What the task requires
Can you rewrite these items, replacing "x-tick-label" with "x-axis-tick" everywhere and leaving everything else unchanged?

• • • • • • •

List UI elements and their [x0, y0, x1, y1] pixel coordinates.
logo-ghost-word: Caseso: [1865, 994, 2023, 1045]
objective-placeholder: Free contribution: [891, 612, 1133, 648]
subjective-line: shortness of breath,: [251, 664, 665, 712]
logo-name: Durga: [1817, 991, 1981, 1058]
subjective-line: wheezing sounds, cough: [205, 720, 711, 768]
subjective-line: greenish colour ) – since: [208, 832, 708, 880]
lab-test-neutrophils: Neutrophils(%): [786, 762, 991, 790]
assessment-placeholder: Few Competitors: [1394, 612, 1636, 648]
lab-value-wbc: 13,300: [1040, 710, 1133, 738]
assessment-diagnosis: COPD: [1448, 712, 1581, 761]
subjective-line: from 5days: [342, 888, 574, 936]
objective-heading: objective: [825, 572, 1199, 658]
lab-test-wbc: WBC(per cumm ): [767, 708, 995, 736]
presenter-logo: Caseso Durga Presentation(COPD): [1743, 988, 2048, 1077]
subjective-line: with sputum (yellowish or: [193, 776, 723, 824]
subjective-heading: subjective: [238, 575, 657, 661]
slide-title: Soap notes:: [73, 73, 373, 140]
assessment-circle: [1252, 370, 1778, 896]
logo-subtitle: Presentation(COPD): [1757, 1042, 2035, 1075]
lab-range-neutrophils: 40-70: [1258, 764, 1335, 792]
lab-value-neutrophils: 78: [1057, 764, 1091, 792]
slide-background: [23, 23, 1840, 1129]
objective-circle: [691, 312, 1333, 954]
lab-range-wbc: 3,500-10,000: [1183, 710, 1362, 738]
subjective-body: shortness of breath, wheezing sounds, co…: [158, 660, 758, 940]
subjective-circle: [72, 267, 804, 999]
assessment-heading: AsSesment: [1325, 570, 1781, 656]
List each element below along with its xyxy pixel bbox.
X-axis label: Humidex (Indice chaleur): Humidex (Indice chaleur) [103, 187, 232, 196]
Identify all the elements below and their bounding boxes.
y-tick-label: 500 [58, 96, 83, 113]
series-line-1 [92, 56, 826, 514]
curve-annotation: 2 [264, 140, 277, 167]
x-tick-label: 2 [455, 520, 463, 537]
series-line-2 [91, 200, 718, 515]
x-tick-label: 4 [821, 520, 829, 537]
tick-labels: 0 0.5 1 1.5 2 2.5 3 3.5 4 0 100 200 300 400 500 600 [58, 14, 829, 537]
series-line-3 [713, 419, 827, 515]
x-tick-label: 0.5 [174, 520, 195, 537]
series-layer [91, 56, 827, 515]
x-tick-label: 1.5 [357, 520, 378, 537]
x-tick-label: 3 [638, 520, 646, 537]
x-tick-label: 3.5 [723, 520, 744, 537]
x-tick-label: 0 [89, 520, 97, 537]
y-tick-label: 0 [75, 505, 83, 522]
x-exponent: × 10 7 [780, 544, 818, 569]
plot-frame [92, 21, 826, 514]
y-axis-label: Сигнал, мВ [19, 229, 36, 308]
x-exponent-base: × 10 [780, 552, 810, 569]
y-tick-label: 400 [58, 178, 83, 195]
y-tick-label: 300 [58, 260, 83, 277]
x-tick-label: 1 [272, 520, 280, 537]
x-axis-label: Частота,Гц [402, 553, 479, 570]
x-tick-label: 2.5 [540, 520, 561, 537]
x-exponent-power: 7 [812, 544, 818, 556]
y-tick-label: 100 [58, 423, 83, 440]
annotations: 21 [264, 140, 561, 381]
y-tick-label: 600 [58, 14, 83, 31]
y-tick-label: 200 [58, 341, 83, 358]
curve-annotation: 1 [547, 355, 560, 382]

• • • • • • •

Output for this task
List UI elements and their [x0, y0, x1, y1] pixel coordinates.
logo-ghost-word: Caseso: [1865, 994, 2023, 1045]
objective-placeholder: Free contribution: [891, 612, 1133, 648]
subjective-line: shortness of breath,: [251, 664, 665, 712]
logo-name: Durga: [1817, 991, 1981, 1058]
subjective-line: wheezing sounds, cough: [205, 720, 711, 768]
subjective-line: greenish colour ) – since: [208, 832, 708, 880]
lab-test-neutrophils: Neutrophils(%): [786, 762, 991, 790]
assessment-placeholder: Few Competitors: [1394, 612, 1636, 648]
lab-value-wbc: 13,300: [1040, 710, 1133, 738]
assessment-diagnosis: COPD: [1448, 712, 1581, 761]
subjective-line: from 5days: [342, 888, 574, 936]
objective-heading: objective: [825, 572, 1199, 658]
lab-test-wbc: WBC(per cumm ): [767, 708, 995, 736]
presenter-logo: Caseso Durga Presentation(COPD): [1743, 988, 2048, 1077]
subjective-line: with sputum (yellowish or: [193, 776, 723, 824]
subjective-heading: subjective: [238, 575, 657, 661]
slide-title: Soap notes:: [73, 73, 373, 140]
assessment-circle: [1252, 370, 1778, 896]
logo-subtitle: Presentation(COPD): [1757, 1042, 2035, 1075]
lab-range-neutrophils: 40-70: [1258, 764, 1335, 792]
lab-value-neutrophils: 78: [1057, 764, 1091, 792]
slide-background: [23, 23, 1840, 1129]
objective-circle: [691, 312, 1333, 954]
lab-range-wbc: 3,500-10,000: [1183, 710, 1362, 738]
subjective-body: shortness of breath, wheezing sounds, co…: [158, 660, 758, 940]
subjective-circle: [72, 267, 804, 999]
assessment-heading: AsSesment: [1325, 570, 1781, 656]
List each element below along with its xyxy pixel bbox.
X-axis label: Humidex (Indice chaleur): Humidex (Indice chaleur) [103, 187, 232, 196]
Identify all the elements below and their bounding boxes.
y-tick-label: 500 [58, 96, 83, 113]
series-line-1 [92, 56, 826, 514]
curve-annotation: 2 [264, 140, 277, 167]
x-axis-tick: 2 [455, 520, 463, 537]
series-line-2 [91, 200, 718, 515]
x-axis-tick: 4 [821, 520, 829, 537]
tick-labels: 0 0.5 1 1.5 2 2.5 3 3.5 4 0 100 200 300 400 500 600 [58, 14, 829, 537]
series-line-3 [713, 419, 827, 515]
x-axis-tick: 0.5 [174, 520, 195, 537]
series-layer [91, 56, 827, 515]
x-axis-tick: 1.5 [357, 520, 378, 537]
x-axis-tick: 3 [638, 520, 646, 537]
x-axis-tick: 3.5 [723, 520, 744, 537]
x-axis-tick: 0 [89, 520, 97, 537]
y-tick-label: 0 [75, 505, 83, 522]
x-exponent: × 10 7 [780, 544, 818, 569]
plot-frame [92, 21, 826, 514]
y-axis-label: Сигнал, мВ [19, 229, 36, 308]
x-exponent-base: × 10 [780, 552, 810, 569]
y-tick-label: 400 [58, 178, 83, 195]
y-tick-label: 300 [58, 260, 83, 277]
x-axis-tick: 1 [272, 520, 280, 537]
x-axis-label: Частота,Гц [402, 553, 479, 570]
x-axis-tick: 2.5 [540, 520, 561, 537]
x-exponent-power: 7 [812, 544, 818, 556]
y-tick-label: 100 [58, 423, 83, 440]
annotations: 21 [264, 140, 561, 381]
y-tick-label: 600 [58, 14, 83, 31]
y-tick-label: 200 [58, 341, 83, 358]
curve-annotation: 1 [547, 355, 560, 382]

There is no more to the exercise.